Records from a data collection

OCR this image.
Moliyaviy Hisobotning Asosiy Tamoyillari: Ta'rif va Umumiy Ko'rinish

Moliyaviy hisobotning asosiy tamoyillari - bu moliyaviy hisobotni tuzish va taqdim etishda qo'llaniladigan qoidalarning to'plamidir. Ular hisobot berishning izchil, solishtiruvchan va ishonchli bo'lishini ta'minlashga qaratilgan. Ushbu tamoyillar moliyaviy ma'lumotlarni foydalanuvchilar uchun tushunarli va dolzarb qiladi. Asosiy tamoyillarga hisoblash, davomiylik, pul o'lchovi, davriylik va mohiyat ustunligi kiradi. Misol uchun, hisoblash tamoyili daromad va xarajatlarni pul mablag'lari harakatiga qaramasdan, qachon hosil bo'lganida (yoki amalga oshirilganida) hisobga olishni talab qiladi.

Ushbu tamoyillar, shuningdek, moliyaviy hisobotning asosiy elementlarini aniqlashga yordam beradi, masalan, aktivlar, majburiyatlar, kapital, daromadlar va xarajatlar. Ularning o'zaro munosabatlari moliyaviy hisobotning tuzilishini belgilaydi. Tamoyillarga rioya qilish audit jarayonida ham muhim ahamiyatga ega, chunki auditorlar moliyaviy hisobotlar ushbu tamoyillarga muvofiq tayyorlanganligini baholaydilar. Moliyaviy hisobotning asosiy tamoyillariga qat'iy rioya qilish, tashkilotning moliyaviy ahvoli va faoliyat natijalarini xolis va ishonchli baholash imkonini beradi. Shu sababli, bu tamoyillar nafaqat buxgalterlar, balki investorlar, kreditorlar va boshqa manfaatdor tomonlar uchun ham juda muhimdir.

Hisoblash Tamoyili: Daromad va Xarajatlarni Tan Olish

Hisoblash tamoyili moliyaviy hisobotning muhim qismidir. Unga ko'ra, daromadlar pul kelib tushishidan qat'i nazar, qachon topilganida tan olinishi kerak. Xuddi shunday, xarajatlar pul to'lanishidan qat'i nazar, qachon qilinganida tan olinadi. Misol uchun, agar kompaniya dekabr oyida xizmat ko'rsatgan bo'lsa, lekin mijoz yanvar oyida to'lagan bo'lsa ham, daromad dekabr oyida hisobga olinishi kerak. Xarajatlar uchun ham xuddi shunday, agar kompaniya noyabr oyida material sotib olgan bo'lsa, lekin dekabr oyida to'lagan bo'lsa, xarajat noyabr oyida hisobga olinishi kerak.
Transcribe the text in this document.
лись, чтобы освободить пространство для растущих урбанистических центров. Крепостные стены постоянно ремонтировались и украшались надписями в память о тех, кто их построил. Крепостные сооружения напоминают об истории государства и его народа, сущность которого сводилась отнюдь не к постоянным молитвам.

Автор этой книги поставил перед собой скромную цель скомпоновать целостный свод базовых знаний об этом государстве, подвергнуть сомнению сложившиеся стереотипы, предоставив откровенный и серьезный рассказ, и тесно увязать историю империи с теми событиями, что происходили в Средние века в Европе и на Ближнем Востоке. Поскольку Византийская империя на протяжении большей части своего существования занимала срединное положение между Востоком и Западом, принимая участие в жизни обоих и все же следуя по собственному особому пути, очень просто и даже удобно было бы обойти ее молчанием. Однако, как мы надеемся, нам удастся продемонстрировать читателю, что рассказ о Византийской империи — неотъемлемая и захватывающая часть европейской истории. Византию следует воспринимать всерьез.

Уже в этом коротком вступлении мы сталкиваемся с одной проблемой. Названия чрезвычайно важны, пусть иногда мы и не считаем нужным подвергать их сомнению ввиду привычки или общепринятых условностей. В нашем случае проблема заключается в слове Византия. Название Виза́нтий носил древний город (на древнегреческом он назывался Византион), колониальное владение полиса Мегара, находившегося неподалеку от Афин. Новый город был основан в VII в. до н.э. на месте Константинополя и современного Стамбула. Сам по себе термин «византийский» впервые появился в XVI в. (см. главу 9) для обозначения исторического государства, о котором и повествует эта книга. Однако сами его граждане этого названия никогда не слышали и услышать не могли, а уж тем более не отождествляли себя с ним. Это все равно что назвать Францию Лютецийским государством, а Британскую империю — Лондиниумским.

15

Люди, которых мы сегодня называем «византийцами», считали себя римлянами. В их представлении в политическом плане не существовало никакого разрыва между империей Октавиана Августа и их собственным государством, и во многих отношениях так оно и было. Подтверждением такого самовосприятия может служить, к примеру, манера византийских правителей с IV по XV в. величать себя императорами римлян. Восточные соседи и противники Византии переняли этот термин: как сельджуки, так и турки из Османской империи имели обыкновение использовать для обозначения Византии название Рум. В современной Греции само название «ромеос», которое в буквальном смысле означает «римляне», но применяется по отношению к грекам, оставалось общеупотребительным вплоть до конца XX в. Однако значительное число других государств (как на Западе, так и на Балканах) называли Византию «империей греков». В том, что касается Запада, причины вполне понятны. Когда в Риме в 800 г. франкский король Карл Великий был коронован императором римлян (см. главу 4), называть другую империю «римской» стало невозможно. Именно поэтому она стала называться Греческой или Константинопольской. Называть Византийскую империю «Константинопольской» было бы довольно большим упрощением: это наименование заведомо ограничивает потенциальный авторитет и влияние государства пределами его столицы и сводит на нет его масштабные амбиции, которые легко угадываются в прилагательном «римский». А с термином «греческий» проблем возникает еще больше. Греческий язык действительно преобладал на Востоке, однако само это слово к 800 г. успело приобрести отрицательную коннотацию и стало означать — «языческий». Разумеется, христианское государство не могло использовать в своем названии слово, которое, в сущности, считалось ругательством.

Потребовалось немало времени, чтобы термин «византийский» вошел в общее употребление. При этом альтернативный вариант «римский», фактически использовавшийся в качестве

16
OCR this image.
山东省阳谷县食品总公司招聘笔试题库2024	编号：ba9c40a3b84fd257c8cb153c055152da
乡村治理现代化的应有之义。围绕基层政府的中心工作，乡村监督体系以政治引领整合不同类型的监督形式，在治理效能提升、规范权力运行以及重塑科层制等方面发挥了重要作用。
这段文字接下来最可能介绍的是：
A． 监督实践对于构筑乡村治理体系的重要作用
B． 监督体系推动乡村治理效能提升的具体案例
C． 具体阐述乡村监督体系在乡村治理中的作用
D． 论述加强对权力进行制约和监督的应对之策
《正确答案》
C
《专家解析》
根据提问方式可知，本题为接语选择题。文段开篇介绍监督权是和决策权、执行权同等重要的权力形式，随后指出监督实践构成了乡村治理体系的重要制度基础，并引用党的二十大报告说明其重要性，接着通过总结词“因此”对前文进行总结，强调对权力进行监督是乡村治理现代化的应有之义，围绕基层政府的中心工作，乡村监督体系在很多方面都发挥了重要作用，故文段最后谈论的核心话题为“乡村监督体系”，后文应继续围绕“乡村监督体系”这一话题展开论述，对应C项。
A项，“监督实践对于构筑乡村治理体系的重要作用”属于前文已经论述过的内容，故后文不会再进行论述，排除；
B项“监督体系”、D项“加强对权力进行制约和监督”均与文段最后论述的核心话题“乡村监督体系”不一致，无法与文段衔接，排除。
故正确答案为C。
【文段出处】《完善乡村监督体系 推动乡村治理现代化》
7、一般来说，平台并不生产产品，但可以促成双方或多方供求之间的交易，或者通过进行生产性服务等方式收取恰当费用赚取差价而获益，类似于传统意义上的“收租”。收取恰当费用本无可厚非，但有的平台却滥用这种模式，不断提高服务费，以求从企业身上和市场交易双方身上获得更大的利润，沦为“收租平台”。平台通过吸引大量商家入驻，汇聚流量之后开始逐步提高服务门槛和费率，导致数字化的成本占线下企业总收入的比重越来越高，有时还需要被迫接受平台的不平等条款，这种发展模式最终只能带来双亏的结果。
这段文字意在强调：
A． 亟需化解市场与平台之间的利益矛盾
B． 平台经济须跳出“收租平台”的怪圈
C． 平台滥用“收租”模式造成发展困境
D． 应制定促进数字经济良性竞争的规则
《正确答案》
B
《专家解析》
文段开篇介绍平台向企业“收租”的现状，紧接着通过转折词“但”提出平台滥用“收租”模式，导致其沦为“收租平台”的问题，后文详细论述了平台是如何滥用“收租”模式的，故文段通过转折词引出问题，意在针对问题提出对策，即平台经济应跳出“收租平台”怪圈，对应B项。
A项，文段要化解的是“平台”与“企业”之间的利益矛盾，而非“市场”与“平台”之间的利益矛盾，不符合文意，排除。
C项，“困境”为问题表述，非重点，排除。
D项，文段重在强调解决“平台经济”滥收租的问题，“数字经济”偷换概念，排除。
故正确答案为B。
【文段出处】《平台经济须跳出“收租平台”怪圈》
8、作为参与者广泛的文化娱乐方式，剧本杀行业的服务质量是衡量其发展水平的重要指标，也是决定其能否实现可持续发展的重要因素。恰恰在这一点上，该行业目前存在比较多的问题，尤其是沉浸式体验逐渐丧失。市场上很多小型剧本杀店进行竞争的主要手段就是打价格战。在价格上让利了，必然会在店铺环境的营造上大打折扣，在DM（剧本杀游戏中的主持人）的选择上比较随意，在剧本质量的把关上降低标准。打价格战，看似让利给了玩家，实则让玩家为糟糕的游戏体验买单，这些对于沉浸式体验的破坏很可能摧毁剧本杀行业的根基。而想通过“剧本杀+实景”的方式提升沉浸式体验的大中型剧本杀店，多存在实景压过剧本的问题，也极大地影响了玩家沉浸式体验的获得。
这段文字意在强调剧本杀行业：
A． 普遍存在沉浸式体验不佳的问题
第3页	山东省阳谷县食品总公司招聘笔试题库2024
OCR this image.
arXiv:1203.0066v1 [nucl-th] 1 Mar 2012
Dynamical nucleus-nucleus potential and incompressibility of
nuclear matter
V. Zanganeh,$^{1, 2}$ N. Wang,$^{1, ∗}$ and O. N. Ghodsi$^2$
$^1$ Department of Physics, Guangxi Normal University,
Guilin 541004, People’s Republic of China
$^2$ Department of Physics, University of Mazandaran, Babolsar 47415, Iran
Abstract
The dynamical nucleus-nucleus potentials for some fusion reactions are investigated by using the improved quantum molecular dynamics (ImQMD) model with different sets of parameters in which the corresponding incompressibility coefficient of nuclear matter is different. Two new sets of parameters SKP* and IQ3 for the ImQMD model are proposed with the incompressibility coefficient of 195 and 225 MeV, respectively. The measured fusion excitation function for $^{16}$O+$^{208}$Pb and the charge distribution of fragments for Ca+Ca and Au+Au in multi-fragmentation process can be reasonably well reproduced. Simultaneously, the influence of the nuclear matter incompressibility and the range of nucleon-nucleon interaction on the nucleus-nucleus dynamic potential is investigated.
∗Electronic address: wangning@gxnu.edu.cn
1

- _THE REQUEST_: From the listing above, copy every line that includes the word "matter".

- _THE ANSWER_:
nuclear matter
The dynamical nucleus-nucleus potentials for some fusion reactions are investigated by using the improved quantum molecular dynamics (ImQMD) model with different sets of parameters in which the corresponding incompressibility coefficient of nuclear matter is different. Two new sets of parameters SKP* and IQ3 for the ImQMD model are proposed with the incompressibility coefficient of 195 and 225 MeV, respectively. The measured fusion excitation function for $^{16}$O+$^{208}$Pb and the charge distribution of fragments for Ca+Ca and Au+Au in multi-fragmentation process can be reasonably well reproduced. Simultaneously, the influence of the nuclear matter incompressibility and the range of nucleon-nucleon interaction on the nucleus-nucleus dynamic potential is investigated.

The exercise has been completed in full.